### EXTRAIT DU DOCUMENT

On remarquera les stratégies qu’utilise ce groupe pour paraître raisonnable et nécessaire. Sa naissance était « spontanée », suggérant ainsi l’absence d’une intervention délibérée et artificielle, et soulignant le côté naturel de cette création. Le débat fait « rage », autrement dit il n’est pas basé sur la raison. Le groupe lui-même est destiné aux membres de l’État-nation italien qui s’opposent simplement à l’emplacement de ce stand à kébabs – décrit en termes ethnonationalistes et non culinaires – un stand arabe, et non à son existence en tant que telle.

En participant à ce groupe, on peut ainsi participer à la (possible) sauvegarde d’un trésor historique. Ici, la nourriture est mise à l’arrière-plan. Par contre, on met de l’avant la présence déplacée d’un commerce non local dans un lieu important localement. En qualifiant ce stand d’« arabe », on évoque la puissante image des immigrants, forcément musulmans, image si présente dans les débats européens sur l’immigration et qui accentue ainsi la différence avec les européens d’origine judéo-chrétienne (Bunzl 2005 ; Silverstein 2005). On remarque aussi que le groupe est destiné aux « citoyens », ce qui, par contraste, qualifie implicitement les partisans du stand de kébabs de non citoyens ou de non Italiens. La juxtaposition du stand et de l’ancien quartier historique où il a été établi souligne les différences ethno-nationales.

Par leur affichage, les participants distinguent de façon très interactive ceux qui font partie du groupe de ceux qui n’en font pas partie. Ils le font en mobilisant différents domaines symboliques comme la nourriture, l’espace social et le vernaculaire local :

Exemple 2

  • Mei pa e salam che pa e cavrù ! ! ! ! Ciao lasì sta sità olta ! ! ! !

######
### INFORMATIONS FOURNIES

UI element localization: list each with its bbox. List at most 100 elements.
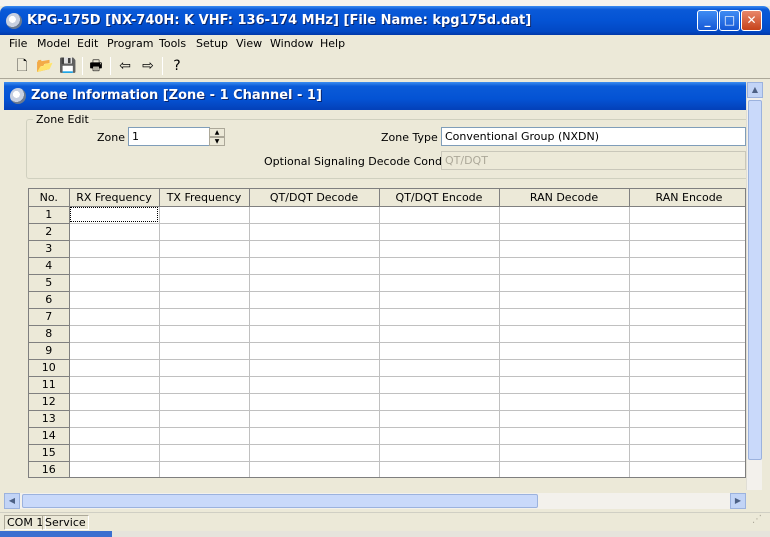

######

## VOTRE OBJECTIF
Modifiez le passage du texte sur le stand de kébabs qui va de « On remarquera les » jusqu'à « tant que telle. », en y remplaçant « raisonnable » par « légitime ».

## SOLUTION RÉDIGÉE
On remarquera les stratégies qu’utilise ce groupe pour paraître légitime et nécessaire. Sa naissance était « spontanée », suggérant ainsi l’absence d’une intervention délibérée et artificielle, et soulignant le côté naturel de cette création. Le débat fait « rage », autrement dit il n’est pas basé sur la raison. Le groupe lui-même est destiné aux membres de l’État-nation italien qui s’opposent simplement à l’emplacement de ce stand à kébabs – décrit en termes ethnonationalistes et non culinaires – un stand arabe, et non à son existence en tant que telle.